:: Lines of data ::
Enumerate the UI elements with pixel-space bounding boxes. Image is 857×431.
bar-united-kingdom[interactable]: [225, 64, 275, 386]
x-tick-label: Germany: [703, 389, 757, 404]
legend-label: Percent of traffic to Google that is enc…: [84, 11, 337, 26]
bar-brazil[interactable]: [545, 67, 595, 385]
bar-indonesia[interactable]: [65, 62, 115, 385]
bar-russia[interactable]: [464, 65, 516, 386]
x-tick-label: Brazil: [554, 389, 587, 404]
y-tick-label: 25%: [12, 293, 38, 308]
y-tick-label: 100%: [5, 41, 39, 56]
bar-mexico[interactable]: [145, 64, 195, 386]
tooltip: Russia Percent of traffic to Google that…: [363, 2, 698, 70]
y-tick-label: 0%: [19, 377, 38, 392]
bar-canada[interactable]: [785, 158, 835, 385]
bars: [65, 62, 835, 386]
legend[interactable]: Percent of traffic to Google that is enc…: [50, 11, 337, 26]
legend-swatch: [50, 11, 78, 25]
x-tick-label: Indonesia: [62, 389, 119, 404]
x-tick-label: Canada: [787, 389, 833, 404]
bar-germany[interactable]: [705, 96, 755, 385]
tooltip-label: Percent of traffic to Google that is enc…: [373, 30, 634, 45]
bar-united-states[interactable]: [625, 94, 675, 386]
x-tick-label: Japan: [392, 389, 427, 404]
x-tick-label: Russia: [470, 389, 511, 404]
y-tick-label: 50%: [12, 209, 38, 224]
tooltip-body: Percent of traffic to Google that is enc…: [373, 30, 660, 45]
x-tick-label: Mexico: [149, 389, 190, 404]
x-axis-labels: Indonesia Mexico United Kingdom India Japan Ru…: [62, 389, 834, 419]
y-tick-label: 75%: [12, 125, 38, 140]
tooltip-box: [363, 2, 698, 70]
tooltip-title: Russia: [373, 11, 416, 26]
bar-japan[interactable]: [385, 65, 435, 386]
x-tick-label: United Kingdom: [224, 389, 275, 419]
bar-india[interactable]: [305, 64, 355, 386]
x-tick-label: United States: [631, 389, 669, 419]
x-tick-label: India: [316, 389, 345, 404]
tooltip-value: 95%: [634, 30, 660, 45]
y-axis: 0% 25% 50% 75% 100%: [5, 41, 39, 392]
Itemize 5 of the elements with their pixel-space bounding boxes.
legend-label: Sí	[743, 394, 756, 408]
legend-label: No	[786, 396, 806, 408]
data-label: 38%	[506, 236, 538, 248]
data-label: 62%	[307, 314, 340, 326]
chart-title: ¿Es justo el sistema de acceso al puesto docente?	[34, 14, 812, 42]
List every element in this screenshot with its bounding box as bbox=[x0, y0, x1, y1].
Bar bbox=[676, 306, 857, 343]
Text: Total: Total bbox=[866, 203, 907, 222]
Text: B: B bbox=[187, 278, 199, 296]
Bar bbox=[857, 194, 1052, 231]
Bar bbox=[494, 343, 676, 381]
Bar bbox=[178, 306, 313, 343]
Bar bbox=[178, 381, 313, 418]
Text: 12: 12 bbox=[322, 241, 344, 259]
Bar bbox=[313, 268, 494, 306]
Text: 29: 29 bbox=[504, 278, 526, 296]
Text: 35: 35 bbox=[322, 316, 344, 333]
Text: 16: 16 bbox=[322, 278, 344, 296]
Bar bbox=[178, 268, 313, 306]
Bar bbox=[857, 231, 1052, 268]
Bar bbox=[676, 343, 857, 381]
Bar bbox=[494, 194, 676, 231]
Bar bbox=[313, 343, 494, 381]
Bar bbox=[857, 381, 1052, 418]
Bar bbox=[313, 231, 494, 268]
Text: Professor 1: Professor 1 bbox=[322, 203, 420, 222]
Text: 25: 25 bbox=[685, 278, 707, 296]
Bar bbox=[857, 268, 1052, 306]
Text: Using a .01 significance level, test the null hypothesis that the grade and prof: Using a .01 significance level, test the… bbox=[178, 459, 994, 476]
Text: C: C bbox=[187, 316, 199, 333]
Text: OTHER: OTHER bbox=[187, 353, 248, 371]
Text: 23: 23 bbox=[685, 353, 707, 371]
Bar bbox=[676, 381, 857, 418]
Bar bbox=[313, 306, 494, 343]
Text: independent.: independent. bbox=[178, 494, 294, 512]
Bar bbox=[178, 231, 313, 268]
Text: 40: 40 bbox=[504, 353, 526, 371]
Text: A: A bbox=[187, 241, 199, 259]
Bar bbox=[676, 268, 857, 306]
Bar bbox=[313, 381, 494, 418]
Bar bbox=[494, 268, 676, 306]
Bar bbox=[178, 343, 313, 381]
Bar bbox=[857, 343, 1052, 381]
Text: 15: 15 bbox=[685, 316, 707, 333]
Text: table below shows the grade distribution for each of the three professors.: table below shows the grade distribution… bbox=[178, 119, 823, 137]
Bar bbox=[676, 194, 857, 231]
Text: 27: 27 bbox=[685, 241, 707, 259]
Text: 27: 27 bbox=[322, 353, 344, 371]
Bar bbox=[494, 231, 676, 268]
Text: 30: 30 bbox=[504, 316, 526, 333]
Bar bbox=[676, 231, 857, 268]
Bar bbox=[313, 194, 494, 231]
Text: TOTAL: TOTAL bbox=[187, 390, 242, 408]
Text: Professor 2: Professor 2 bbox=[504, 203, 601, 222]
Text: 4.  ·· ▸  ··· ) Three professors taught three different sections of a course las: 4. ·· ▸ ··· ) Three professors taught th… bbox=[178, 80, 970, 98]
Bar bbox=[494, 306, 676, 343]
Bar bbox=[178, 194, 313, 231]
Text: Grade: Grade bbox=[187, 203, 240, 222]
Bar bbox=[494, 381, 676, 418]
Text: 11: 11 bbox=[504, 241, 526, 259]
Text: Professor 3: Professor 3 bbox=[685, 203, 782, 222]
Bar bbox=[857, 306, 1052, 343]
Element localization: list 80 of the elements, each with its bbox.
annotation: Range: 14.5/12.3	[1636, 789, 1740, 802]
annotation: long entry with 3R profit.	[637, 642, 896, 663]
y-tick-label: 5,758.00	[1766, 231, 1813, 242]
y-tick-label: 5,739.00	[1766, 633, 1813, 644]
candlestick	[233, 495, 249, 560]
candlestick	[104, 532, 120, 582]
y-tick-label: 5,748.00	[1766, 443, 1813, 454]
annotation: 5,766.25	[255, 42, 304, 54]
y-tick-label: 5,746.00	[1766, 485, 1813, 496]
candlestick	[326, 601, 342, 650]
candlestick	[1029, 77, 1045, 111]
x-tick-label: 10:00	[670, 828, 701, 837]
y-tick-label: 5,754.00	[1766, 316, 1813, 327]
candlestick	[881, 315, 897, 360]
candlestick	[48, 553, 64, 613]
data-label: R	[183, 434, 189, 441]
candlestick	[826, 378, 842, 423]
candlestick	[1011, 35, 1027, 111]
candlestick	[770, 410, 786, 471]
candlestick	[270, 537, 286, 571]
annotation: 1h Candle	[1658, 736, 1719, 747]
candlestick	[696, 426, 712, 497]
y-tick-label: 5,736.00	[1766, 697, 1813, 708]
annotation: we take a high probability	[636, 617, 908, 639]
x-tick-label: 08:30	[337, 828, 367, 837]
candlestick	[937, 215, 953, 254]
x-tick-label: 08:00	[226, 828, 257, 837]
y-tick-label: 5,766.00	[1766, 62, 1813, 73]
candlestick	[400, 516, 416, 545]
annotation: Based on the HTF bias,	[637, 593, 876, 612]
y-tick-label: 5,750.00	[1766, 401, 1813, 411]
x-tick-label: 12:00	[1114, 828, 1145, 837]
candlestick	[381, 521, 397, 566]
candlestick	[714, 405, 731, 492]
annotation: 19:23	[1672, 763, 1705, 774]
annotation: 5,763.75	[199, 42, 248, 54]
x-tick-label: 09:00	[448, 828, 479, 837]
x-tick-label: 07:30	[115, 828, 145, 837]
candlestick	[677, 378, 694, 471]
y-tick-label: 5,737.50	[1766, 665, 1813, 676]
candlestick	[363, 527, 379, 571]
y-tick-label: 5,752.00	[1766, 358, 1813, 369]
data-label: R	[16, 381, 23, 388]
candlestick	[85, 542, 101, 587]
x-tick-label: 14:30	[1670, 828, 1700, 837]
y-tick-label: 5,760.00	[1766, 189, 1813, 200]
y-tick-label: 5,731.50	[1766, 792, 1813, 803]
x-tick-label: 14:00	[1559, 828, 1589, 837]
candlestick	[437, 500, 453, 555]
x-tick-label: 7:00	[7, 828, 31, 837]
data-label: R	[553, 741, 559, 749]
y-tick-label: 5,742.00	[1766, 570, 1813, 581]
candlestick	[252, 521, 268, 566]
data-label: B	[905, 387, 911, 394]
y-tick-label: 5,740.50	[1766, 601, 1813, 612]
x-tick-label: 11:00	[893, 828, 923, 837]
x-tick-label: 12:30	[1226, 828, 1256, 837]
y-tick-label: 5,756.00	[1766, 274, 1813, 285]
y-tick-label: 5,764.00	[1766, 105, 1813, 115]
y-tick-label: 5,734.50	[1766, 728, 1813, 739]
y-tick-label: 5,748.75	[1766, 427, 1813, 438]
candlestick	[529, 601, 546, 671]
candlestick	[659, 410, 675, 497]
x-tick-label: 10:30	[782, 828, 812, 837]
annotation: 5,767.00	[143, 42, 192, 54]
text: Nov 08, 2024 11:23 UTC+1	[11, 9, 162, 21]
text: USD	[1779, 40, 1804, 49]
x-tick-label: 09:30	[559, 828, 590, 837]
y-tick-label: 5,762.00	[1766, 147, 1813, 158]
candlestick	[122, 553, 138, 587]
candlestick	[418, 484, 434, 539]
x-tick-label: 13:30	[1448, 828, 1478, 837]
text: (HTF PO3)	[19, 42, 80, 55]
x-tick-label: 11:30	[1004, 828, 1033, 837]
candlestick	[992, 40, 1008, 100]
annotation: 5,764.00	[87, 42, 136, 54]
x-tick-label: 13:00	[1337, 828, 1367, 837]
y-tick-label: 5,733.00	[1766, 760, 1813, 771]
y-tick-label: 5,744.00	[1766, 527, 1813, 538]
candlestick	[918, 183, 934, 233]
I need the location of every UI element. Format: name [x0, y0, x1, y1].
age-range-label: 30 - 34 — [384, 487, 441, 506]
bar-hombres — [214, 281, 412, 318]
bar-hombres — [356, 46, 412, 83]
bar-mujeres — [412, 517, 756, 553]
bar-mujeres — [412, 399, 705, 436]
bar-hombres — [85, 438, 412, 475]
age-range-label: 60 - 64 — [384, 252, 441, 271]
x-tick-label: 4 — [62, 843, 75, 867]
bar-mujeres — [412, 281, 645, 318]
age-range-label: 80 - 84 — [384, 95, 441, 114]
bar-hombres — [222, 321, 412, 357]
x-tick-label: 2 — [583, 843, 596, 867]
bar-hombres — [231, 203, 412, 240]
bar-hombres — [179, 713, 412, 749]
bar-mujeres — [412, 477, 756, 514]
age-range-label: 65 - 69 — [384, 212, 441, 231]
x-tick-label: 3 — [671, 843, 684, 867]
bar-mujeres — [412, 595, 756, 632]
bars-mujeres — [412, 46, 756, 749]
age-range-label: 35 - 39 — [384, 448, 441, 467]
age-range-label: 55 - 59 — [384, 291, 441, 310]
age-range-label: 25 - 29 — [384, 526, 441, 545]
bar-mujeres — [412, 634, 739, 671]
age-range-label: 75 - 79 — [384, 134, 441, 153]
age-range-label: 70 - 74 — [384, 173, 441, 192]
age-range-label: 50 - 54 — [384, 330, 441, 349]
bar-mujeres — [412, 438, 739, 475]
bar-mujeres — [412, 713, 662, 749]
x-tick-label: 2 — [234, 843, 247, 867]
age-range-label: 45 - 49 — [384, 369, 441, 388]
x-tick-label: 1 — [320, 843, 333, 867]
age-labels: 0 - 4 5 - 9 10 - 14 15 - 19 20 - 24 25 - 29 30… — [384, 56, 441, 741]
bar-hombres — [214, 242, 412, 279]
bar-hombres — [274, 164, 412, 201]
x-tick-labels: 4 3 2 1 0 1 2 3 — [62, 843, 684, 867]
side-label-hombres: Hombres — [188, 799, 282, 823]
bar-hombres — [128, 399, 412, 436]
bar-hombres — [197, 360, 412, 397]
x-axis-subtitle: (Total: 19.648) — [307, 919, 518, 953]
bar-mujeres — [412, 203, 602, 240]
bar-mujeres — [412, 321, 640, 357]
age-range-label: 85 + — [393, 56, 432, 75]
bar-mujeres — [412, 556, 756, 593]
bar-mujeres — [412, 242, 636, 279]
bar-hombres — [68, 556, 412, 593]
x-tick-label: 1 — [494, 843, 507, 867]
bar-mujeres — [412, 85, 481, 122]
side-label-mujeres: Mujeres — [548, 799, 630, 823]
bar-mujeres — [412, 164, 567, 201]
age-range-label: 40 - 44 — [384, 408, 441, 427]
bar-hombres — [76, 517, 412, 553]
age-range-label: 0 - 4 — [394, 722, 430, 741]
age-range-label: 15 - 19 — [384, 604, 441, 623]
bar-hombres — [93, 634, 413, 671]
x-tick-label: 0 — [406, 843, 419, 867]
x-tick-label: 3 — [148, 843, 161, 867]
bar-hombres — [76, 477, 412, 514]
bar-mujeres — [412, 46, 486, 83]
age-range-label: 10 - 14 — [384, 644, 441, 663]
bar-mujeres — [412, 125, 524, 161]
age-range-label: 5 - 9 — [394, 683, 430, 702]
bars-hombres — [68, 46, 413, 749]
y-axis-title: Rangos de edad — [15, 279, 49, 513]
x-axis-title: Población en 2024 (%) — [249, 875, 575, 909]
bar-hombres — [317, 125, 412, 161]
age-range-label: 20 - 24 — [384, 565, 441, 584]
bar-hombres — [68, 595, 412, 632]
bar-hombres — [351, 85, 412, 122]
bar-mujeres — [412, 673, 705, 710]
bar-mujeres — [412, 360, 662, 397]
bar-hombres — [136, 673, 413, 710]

:: WORK TO BE COMPLETED ::
Can you copy the lines above word for word, from the first one through the line that contains "bar-canada[interactable]: [785, 158, 835, 385]"?

:: OUTPUT OF THE EXERCISE ::
Enumerate the UI elements with pixel-space bounding boxes. Image is 857×431.
bar-united-kingdom[interactable]: [225, 64, 275, 386]
x-tick-label: Germany: [703, 389, 757, 404]
legend-label: Percent of traffic to Google that is enc…: [84, 11, 337, 26]
bar-brazil[interactable]: [545, 67, 595, 385]
bar-indonesia[interactable]: [65, 62, 115, 385]
bar-russia[interactable]: [464, 65, 516, 386]
x-tick-label: Brazil: [554, 389, 587, 404]
y-tick-label: 25%: [12, 293, 38, 308]
y-tick-label: 100%: [5, 41, 39, 56]
bar-mexico[interactable]: [145, 64, 195, 386]
tooltip: Russia Percent of traffic to Google that…: [363, 2, 698, 70]
y-tick-label: 0%: [19, 377, 38, 392]
bar-canada[interactable]: [785, 158, 835, 385]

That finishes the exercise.